- [Exercise instructions]
Copy every entry. Do not alter a single word.
Source records START
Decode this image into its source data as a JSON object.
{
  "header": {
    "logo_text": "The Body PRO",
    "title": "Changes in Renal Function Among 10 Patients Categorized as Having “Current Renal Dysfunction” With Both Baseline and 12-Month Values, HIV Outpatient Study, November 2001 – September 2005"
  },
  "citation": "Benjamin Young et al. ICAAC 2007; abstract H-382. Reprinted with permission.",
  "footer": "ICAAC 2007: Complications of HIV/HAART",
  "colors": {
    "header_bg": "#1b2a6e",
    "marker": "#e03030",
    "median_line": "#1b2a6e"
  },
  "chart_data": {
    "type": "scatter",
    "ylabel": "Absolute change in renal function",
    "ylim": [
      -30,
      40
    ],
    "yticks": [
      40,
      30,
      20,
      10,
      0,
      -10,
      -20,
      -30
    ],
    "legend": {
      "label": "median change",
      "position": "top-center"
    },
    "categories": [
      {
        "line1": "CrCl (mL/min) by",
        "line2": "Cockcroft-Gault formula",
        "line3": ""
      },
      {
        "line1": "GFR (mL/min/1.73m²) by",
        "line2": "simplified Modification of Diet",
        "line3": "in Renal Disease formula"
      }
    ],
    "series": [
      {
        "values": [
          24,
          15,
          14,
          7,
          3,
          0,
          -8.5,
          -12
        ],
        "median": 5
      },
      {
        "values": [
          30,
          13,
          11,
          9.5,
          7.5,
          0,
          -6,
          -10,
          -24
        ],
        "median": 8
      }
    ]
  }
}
Source records END
- [Reply]
Decode this image into its source data as a JSON object.
{
  "header": {
    "logo_text": "The Body PRO",
    "title": "Changes in Renal Function Among 10 Patients Categorized as Having “Current Renal Dysfunction” With Both Baseline and 12-Month Values, HIV Outpatient Study, November 2001 – September 2005"
  },
  "citation": "Benjamin Young et al. ICAAC 2007; abstract H-382. Reprinted with permission.",
  "footer": "ICAAC 2007: Complications of HIV/HAART",
  "colors": {
    "header_bg": "#1b2a6e",
    "marker": "#e03030",
    "median_line": "#1b2a6e"
  },
  "chart_data": {
    "type": "scatter",
    "ylabel": "Absolute change in renal function",
    "ylim": [
      -30,
      40
    ],
    "yticks": [
      40,
      30,
      20,
      10,
      0,
      -10,
      -20,
      -30
    ],
    "legend": {
      "label": "median change",
      "position": "top-center"
    },
    "categories": [
      {
        "line1": "CrCl (mL/min) by",
        "line2": "Cockcroft-Gault formula",
        "line3": ""
      },
      {
        "line1": "GFR (mL/min/1.73m²) by",
        "line2": "simplified Modification of Diet",
        "line3": "in Renal Disease formula"
      }
    ],
    "series": [
      {
        "values": [
          24,
          15,
          14,
          7,
          3,
          0,
          -8.5,
          -12
        ],
        "median": 5
      },
      {
        "values": [
          30,
          13,
          11,
          9.5,
          7.5,
          0,
          -6,
          -10,
          -24
        ],
        "median": 8
      }
    ]
  }
}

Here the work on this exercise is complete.